◆ **Data excerpts**:

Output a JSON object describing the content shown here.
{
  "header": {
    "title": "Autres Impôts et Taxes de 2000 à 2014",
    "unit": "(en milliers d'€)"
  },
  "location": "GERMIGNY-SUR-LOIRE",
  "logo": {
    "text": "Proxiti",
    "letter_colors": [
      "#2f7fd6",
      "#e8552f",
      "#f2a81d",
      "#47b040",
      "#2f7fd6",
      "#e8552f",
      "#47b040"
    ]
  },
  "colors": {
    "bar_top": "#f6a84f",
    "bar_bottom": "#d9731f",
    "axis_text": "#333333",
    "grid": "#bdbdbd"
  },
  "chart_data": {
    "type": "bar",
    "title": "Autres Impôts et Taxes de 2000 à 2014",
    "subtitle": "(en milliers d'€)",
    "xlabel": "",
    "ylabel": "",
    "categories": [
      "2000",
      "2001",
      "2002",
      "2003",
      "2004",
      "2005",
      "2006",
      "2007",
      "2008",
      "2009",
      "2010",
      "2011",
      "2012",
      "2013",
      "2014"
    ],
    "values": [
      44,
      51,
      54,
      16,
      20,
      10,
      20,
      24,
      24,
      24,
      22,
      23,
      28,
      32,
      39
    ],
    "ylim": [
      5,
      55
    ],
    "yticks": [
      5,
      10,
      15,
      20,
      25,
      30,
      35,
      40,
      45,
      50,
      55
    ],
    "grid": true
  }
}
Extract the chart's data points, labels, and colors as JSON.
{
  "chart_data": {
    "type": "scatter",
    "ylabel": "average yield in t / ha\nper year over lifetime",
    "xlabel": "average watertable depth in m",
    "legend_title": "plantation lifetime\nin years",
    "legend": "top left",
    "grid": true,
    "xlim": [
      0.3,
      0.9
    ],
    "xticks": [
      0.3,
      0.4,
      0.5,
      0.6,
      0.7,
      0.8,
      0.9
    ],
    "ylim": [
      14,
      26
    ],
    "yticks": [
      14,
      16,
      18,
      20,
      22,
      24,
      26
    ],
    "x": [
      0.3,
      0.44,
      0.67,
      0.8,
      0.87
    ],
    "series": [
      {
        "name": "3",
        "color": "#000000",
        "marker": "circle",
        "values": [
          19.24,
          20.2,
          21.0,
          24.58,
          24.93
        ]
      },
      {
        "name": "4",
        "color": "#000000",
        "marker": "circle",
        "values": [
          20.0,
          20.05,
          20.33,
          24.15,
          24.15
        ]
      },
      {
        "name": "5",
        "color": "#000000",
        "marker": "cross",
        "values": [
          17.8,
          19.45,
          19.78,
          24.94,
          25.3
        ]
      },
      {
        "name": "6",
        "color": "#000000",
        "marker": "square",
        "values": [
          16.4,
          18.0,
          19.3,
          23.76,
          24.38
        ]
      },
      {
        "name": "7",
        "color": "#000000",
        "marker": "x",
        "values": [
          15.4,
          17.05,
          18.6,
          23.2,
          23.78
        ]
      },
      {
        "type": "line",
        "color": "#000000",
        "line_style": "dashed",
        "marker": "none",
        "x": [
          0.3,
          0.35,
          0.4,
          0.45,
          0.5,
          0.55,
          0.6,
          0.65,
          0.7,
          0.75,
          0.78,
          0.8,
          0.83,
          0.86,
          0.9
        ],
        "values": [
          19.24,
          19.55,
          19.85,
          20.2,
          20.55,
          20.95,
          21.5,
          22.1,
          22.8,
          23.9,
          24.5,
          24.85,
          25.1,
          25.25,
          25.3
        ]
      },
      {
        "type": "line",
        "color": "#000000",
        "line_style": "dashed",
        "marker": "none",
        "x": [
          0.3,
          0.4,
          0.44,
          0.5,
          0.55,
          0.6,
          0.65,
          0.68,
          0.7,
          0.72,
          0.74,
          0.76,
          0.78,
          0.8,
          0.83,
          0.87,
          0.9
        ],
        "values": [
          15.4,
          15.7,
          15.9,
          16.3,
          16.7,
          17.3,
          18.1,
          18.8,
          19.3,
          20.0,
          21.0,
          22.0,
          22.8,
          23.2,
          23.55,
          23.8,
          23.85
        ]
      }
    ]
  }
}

◆ **Objective**: The word "lifetime" may occur in lines of the records. Report how many such lines there are, giving only the number.

◆ **Task output**: 2